• **Task requirements**: Spot each line in the records below where the word "Před" occurs, then copy it.

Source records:
^^^^^^^^

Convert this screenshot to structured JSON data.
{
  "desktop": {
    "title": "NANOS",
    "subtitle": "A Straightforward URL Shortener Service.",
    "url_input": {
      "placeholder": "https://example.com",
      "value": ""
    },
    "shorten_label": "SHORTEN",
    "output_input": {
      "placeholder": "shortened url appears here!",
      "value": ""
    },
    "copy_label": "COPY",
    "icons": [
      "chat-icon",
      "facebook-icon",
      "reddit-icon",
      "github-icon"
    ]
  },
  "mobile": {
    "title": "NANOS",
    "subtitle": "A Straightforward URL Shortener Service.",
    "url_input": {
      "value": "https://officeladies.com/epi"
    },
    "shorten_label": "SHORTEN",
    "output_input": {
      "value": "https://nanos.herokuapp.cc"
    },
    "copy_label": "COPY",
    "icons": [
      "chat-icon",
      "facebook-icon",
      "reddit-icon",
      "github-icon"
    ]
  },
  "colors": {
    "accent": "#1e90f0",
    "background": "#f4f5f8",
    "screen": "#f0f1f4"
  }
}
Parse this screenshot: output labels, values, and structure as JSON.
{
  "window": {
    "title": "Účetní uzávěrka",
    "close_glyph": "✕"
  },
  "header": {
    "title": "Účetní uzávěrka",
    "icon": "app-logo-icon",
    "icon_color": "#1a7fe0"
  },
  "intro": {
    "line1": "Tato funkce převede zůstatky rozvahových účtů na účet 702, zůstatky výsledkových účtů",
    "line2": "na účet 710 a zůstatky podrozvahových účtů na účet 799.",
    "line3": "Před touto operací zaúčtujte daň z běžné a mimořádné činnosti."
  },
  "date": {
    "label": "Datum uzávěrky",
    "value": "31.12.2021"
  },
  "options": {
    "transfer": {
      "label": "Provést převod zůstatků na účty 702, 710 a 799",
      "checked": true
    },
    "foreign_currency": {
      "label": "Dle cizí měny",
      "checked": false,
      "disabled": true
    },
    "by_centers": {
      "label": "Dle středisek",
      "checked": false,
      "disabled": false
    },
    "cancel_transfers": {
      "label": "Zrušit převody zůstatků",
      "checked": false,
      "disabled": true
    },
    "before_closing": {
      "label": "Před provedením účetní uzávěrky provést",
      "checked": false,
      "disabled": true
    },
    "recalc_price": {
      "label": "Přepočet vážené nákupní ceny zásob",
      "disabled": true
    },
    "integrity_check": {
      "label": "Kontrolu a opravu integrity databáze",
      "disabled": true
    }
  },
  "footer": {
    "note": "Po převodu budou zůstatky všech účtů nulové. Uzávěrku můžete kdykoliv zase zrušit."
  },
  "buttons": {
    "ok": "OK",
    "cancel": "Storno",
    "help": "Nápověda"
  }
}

^^^^^^^^

• **Written answer**:
    "line3": "Před touto operací zaúčtujte daň z běžné a mimořádné činnosti."
      "label": "Před provedením účetní uzávěrky provést",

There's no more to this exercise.